===== MATERIAL TO PROCESS =====

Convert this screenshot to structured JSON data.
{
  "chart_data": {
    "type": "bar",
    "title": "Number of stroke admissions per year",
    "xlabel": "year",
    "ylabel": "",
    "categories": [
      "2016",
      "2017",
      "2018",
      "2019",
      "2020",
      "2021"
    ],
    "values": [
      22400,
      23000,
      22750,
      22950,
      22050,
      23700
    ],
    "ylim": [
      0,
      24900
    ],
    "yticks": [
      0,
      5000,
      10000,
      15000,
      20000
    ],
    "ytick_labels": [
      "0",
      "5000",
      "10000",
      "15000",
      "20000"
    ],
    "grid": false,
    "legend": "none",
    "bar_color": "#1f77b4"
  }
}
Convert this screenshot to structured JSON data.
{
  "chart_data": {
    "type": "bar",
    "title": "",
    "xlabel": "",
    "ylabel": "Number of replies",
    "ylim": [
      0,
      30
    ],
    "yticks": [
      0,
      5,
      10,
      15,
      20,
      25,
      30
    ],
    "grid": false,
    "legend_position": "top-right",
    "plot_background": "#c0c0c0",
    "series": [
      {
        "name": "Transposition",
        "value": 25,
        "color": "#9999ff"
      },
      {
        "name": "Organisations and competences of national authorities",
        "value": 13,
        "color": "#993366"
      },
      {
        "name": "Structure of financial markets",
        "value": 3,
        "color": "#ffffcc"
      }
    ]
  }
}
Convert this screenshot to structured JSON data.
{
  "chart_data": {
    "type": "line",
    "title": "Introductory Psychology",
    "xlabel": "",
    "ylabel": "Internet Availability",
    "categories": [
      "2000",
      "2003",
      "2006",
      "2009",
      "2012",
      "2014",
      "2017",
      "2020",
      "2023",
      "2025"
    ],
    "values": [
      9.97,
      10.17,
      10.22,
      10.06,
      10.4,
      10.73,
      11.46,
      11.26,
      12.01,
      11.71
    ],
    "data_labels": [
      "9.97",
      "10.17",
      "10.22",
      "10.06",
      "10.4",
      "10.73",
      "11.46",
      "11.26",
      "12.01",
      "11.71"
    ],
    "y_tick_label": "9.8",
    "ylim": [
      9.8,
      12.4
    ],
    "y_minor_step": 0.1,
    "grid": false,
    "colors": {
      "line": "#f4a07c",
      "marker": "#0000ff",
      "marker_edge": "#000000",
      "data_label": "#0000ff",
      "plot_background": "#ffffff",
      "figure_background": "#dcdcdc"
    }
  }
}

=====

TASK INSTRUCTIONS: Identify which lines contain the word "name" and copy each one.

SOLUTION:
        "name": "Transposition",
        "name": "Organisations and competences of national authorities",
        "name": "Structure of financial markets",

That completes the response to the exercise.